TASK DIRECTIONS
Each record must be retyped in full. No character may differ.

INPUT MATERIAL
>>
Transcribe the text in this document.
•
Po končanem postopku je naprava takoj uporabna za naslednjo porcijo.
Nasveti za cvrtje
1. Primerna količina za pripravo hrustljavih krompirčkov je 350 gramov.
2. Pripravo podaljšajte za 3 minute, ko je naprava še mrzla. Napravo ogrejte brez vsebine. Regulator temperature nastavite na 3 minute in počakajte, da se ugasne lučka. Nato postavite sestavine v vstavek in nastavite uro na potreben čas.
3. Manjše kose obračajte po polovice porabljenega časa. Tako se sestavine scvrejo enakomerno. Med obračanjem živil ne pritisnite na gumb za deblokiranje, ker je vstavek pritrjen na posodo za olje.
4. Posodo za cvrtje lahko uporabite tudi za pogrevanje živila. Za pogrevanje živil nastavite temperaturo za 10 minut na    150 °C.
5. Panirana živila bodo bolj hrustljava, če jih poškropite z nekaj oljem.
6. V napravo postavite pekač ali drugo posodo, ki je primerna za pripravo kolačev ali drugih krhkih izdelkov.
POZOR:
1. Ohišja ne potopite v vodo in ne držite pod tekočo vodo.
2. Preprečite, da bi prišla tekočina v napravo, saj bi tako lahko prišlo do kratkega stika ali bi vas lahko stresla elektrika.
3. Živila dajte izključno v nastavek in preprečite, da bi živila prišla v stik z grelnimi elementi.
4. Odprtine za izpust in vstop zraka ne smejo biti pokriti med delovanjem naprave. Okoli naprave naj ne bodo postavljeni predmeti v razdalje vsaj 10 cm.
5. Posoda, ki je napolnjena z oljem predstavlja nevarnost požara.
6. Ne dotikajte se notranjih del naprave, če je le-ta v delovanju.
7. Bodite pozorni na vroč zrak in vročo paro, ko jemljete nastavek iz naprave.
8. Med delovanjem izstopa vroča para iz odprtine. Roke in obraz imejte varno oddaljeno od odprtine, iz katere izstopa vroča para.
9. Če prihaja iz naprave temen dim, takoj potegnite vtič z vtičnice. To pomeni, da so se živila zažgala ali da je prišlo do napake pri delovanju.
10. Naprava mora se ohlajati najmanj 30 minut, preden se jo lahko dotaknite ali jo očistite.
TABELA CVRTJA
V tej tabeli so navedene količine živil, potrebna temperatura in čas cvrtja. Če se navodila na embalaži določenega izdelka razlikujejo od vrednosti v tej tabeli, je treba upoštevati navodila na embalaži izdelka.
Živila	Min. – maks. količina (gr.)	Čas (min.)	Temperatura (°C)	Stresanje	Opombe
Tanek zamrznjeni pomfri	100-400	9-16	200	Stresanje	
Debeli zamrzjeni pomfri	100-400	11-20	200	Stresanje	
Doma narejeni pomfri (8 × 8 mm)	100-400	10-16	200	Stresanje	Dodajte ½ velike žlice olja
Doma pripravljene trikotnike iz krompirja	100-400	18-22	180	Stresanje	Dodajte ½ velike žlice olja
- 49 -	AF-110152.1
<<
COMPLETED TASK
Transcribe the text in this document.
•
Po končanem postopku je naprava takoj uporabna za naslednjo porcijo.
Nasveti za cvrtje
1. Primerna količina za pripravo hrustljavih krompirčkov je 350 gramov.
2. Pripravo podaljšajte za 3 minute, ko je naprava še mrzla. Napravo ogrejte brez vsebine. Regulator temperature nastavite na 3 minute in počakajte, da se ugasne lučka. Nato postavite sestavine v vstavek in nastavite uro na potreben čas.
3. Manjše kose obračajte po polovice porabljenega časa. Tako se sestavine scvrejo enakomerno. Med obračanjem živil ne pritisnite na gumb za deblokiranje, ker je vstavek pritrjen na posodo za olje.
4. Posodo za cvrtje lahko uporabite tudi za pogrevanje živila. Za pogrevanje živil nastavite temperaturo za 10 minut na    150 °C.
5. Panirana živila bodo bolj hrustljava, če jih poškropite z nekaj oljem.
6. V napravo postavite pekač ali drugo posodo, ki je primerna za pripravo kolačev ali drugih krhkih izdelkov.
POZOR:
1. Ohišja ne potopite v vodo in ne držite pod tekočo vodo.
2. Preprečite, da bi prišla tekočina v napravo, saj bi tako lahko prišlo do kratkega stika ali bi vas lahko stresla elektrika.
3. Živila dajte izključno v nastavek in preprečite, da bi živila prišla v stik z grelnimi elementi.
4. Odprtine za izpust in vstop zraka ne smejo biti pokriti med delovanjem naprave. Okoli naprave naj ne bodo postavljeni predmeti v razdalje vsaj 10 cm.
5. Posoda, ki je napolnjena z oljem predstavlja nevarnost požara.
6. Ne dotikajte se notranjih del naprave, če je le-ta v delovanju.
7. Bodite pozorni na vroč zrak in vročo paro, ko jemljete nastavek iz naprave.
8. Med delovanjem izstopa vroča para iz odprtine. Roke in obraz imejte varno oddaljeno od odprtine, iz katere izstopa vroča para.
9. Če prihaja iz naprave temen dim, takoj potegnite vtič z vtičnice. To pomeni, da so se živila zažgala ali da je prišlo do napake pri delovanju.
10. Naprava mora se ohlajati najmanj 30 minut, preden se jo lahko dotaknite ali jo očistite.
TABELA CVRTJA
V tej tabeli so navedene količine živil, potrebna temperatura in čas cvrtja. Če se navodila na embalaži določenega izdelka razlikujejo od vrednosti v tej tabeli, je treba upoštevati navodila na embalaži izdelka.
Živila	Min. – maks. količina (gr.)	Čas (min.)	Temperatura (°C)	Stresanje	Opombe
Tanek zamrznjeni pomfri	100-400	9-16	200	Stresanje	
Debeli zamrzjeni pomfri	100-400	11-20	200	Stresanje	
Doma narejeni pomfri (8 × 8 mm)	100-400	10-16	200	Stresanje	Dodajte ½ velike žlice olja
Doma pripravljene trikotnike iz krompirja	100-400	18-22	180	Stresanje	Dodajte ½ velike žlice olja
- 49 -	AF-110152.1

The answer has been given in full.